Exercise aim:
Your task is to copy each line that has the word "chevron".

>> Start

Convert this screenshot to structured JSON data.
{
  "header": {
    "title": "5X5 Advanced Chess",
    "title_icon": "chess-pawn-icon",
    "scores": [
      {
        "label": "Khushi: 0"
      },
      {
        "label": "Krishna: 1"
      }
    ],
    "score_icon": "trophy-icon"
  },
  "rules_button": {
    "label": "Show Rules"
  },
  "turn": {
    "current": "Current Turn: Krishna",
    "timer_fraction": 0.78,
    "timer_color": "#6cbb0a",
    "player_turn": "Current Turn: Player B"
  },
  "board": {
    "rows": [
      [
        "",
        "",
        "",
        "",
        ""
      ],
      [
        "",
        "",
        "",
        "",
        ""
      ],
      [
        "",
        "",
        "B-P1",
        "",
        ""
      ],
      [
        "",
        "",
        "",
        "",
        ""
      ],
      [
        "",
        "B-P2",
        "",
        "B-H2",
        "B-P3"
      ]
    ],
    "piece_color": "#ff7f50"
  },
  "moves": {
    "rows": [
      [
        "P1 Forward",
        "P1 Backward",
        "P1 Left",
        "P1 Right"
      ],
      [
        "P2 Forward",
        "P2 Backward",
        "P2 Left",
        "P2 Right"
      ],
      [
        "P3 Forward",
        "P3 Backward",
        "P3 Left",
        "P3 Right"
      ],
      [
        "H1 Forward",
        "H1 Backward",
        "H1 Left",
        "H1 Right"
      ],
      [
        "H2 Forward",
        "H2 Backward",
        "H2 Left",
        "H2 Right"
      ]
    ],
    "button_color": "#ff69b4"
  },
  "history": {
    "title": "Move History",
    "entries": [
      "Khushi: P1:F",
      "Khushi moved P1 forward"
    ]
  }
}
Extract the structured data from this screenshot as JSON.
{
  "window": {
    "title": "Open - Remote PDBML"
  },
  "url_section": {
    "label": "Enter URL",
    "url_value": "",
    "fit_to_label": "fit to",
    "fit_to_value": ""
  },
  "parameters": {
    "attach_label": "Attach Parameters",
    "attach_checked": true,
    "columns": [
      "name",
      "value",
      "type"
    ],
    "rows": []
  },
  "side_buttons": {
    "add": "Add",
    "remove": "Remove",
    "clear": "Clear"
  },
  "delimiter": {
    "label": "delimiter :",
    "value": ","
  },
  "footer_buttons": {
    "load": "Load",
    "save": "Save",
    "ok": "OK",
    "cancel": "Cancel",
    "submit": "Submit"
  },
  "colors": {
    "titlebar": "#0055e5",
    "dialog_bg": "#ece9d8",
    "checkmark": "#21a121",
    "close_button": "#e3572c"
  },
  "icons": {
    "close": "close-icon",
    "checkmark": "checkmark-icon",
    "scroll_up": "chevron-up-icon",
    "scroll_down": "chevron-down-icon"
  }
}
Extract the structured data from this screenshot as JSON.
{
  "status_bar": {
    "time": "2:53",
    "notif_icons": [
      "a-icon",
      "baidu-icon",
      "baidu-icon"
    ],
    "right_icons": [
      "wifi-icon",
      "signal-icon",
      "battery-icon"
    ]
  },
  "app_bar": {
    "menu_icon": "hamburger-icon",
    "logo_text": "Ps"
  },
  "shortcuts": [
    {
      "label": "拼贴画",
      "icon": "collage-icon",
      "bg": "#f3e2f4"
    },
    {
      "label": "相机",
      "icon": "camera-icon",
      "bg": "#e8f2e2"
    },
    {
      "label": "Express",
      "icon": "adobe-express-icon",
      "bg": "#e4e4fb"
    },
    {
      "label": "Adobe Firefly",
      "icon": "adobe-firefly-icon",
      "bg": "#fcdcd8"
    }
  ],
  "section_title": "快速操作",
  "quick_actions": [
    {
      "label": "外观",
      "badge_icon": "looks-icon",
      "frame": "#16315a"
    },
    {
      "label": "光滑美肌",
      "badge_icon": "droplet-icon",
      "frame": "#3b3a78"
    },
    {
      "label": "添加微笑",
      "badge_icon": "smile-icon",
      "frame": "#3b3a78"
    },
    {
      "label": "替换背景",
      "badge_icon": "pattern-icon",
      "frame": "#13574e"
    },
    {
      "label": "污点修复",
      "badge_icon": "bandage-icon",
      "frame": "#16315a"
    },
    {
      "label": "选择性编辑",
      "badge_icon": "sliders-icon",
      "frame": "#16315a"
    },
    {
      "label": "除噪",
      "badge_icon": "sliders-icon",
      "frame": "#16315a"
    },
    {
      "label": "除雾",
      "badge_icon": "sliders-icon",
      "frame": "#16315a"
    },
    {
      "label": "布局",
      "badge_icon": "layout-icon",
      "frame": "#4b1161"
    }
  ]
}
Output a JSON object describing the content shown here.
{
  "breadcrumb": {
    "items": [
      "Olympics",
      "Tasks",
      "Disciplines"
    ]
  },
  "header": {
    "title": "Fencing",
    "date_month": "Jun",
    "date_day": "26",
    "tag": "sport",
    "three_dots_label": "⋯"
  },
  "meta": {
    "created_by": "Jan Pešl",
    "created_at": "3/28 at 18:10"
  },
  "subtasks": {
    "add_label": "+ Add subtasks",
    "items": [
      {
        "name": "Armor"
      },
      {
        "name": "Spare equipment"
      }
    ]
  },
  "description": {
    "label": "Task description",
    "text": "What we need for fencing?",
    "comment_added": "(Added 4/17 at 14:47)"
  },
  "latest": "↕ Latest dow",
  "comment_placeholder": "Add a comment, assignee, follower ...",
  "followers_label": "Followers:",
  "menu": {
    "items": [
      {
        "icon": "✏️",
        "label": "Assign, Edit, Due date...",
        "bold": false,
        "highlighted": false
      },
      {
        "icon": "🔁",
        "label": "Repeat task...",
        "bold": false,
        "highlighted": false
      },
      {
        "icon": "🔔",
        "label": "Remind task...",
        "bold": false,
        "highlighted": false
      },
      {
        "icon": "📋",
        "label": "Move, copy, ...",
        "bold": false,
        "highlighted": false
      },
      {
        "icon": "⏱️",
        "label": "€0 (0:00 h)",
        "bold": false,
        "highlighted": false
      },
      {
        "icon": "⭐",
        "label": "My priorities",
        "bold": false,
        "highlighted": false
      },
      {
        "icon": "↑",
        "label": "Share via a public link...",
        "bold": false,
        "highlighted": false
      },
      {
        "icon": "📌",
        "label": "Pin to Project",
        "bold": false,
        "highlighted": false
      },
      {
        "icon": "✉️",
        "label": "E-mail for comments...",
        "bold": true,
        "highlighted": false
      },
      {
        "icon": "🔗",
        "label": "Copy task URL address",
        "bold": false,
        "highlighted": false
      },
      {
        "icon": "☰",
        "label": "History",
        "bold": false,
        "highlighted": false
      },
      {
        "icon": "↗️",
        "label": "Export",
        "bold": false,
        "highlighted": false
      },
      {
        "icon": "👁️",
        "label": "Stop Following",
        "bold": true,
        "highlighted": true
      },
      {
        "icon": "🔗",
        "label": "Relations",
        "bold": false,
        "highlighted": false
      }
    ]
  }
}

>> End

Response below:
    "scroll_up": "chevron-up-icon",
    "scroll_down": "chevron-down-icon"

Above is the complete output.